WHAT THE TASK REQUIRES:
Show every line containing "DIREC" by copying it.

╭─ THE INPUT

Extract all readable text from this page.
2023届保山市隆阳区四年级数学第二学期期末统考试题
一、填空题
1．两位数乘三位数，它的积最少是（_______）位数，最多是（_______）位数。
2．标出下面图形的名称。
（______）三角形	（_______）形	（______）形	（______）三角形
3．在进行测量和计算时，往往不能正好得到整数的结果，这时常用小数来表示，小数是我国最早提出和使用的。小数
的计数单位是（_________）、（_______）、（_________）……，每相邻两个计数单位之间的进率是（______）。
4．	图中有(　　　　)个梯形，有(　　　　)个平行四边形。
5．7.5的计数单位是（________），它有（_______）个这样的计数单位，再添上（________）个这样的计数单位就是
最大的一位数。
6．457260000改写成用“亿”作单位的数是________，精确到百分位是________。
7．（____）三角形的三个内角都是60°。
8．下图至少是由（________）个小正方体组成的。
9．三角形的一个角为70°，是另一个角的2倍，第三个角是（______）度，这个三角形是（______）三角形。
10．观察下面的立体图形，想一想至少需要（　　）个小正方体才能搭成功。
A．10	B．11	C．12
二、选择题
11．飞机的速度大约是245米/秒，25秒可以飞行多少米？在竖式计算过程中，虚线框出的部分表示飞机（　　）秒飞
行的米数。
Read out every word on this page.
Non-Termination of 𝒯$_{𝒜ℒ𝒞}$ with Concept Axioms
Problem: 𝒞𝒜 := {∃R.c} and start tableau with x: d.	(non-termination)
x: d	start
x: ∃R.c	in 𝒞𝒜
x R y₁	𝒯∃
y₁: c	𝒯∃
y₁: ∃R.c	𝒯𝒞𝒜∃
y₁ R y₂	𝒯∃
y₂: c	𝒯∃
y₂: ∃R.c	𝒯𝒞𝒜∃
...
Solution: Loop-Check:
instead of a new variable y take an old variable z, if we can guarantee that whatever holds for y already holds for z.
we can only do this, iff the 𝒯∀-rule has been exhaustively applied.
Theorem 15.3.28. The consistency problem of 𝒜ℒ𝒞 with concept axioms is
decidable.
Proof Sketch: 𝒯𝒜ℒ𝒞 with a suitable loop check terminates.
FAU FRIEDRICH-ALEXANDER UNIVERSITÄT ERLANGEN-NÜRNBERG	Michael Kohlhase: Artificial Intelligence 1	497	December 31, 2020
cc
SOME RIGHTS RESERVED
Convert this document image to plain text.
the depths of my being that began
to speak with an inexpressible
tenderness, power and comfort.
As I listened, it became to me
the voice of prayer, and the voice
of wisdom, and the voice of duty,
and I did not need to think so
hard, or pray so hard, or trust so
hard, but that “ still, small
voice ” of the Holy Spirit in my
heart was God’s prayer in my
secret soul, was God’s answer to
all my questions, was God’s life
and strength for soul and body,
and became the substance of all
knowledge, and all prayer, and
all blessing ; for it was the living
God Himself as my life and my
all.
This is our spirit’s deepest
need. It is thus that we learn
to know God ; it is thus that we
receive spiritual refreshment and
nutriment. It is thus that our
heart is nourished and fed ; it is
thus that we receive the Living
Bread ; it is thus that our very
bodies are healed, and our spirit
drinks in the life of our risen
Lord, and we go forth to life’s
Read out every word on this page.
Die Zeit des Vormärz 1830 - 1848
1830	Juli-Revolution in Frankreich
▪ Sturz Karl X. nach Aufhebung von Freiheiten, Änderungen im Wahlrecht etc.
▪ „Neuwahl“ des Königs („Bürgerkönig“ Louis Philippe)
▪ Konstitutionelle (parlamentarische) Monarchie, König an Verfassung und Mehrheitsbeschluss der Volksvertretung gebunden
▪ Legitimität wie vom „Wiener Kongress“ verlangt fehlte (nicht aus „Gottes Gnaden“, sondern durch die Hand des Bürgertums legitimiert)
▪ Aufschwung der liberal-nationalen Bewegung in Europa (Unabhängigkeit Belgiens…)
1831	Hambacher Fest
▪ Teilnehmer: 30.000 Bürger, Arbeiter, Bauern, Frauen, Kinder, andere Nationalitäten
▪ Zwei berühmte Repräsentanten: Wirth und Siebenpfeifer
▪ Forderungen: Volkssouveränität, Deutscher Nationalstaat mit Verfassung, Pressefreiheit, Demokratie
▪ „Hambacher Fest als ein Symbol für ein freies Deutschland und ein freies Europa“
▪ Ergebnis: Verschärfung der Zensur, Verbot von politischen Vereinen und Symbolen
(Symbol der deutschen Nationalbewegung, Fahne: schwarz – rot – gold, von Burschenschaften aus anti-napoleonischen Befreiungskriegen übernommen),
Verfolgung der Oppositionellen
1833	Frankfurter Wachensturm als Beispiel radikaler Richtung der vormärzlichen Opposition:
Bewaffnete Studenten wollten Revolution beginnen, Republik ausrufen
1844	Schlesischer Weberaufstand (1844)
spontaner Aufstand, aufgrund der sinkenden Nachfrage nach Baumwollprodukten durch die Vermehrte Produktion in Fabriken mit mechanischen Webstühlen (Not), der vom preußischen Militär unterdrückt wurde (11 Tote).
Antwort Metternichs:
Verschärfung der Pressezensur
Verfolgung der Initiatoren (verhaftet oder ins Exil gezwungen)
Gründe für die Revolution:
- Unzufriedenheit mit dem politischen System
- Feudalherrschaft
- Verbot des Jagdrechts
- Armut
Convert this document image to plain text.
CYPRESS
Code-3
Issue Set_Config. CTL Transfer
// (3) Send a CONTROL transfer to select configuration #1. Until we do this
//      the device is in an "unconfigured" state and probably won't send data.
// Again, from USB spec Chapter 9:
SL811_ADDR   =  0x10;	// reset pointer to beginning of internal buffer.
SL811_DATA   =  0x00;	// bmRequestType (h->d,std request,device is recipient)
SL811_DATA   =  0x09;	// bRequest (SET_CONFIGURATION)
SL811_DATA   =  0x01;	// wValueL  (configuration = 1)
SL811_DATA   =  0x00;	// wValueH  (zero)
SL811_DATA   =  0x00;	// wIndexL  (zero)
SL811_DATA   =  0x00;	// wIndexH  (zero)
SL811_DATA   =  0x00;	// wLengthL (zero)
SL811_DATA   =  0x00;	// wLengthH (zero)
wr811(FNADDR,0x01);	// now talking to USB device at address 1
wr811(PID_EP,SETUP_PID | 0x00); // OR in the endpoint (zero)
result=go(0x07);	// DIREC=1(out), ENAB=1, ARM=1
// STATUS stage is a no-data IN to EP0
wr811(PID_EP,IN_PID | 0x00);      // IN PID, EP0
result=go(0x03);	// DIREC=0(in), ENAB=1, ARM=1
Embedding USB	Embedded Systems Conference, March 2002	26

╰─

OUTPUT OF THE TASK:
result=go(0x07);	// DIREC=1(out), ENAB=1, ARM=1
result=go(0x03);	// DIREC=0(in), ENAB=1, ARM=1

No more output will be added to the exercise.